> **Task details**: Return each entry exactly, with none missing.

> **Dataset**:
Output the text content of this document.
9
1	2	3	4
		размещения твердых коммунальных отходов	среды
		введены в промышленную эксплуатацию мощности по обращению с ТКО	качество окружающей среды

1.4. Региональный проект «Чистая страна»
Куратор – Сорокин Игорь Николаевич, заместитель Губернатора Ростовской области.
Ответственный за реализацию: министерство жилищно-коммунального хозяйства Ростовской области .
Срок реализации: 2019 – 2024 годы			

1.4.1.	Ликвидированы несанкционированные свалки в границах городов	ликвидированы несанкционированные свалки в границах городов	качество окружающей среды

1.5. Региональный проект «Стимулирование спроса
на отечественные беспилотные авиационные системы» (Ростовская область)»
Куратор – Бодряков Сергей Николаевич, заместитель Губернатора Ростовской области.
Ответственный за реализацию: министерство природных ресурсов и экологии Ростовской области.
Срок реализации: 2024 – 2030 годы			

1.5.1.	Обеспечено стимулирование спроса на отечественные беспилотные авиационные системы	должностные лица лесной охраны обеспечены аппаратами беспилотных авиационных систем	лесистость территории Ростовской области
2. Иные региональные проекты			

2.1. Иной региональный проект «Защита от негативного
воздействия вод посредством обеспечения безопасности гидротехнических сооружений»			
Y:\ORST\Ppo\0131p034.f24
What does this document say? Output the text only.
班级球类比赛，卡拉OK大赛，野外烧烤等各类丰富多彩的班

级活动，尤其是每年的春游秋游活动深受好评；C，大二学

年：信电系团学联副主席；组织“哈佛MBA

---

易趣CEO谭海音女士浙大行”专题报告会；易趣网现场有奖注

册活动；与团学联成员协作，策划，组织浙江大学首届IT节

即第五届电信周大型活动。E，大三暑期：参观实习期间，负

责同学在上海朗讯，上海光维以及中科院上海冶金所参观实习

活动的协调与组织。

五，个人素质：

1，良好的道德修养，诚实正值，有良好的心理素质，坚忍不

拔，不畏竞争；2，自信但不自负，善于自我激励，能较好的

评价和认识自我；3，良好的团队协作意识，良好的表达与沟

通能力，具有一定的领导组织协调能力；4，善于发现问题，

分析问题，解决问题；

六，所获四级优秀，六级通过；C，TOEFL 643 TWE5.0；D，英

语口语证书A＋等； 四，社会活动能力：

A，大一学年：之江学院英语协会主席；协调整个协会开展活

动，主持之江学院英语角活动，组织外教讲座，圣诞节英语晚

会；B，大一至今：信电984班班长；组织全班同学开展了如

> **Solution to this problem**:
Output the text content of this document.
9
1	2	3	4
		размещения твердых коммунальных отходов	среды
		введены в промышленную эксплуатацию мощности по обращению с ТКО	качество окружающей среды

1.4. Региональный проект «Чистая страна»
Куратор – Сорокин Игорь Николаевич, заместитель Губернатора Ростовской области.
Ответственный за реализацию: министерство жилищно-коммунального хозяйства Ростовской области .
Срок реализации: 2019 – 2024 годы			

1.4.1.	Ликвидированы несанкционированные свалки в границах городов	ликвидированы несанкционированные свалки в границах городов	качество окружающей среды

1.5. Региональный проект «Стимулирование спроса
на отечественные беспилотные авиационные системы» (Ростовская область)»
Куратор – Бодряков Сергей Николаевич, заместитель Губернатора Ростовской области.
Ответственный за реализацию: министерство природных ресурсов и экологии Ростовской области.
Срок реализации: 2024 – 2030 годы			

1.5.1.	Обеспечено стимулирование спроса на отечественные беспилотные авиационные системы	должностные лица лесной охраны обеспечены аппаратами беспилотных авиационных систем	лесистость территории Ростовской области
2. Иные региональные проекты			

2.1. Иной региональный проект «Защита от негативного
воздействия вод посредством обеспечения безопасности гидротехнических сооружений»			
Y:\ORST\Ppo\0131p034.f24
What does this document say? Output the text only.
班级球类比赛，卡拉OK大赛，野外烧烤等各类丰富多彩的班

级活动，尤其是每年的春游秋游活动深受好评；C，大二学

年：信电系团学联副主席；组织“哈佛MBA

---

易趣CEO谭海音女士浙大行”专题报告会；易趣网现场有奖注

册活动；与团学联成员协作，策划，组织浙江大学首届IT节

即第五届电信周大型活动。E，大三暑期：参观实习期间，负

责同学在上海朗讯，上海光维以及中科院上海冶金所参观实习

活动的协调与组织。

五，个人素质：

1，良好的道德修养，诚实正值，有良好的心理素质，坚忍不

拔，不畏竞争；2，自信但不自负，善于自我激励，能较好的

评价和认识自我；3，良好的团队协作意识，良好的表达与沟

通能力，具有一定的领导组织协调能力；4，善于发现问题，

分析问题，解决问题；

六，所获四级优秀，六级通过；C，TOEFL 643 TWE5.0；D，英

语口语证书A＋等； 四，社会活动能力：

A，大一学年：之江学院英语协会主席；协调整个协会开展活

动，主持之江学院英语角活动，组织外教讲座，圣诞节英语晚

会；B，大一至今：信电984班班长；组织全班同学开展了如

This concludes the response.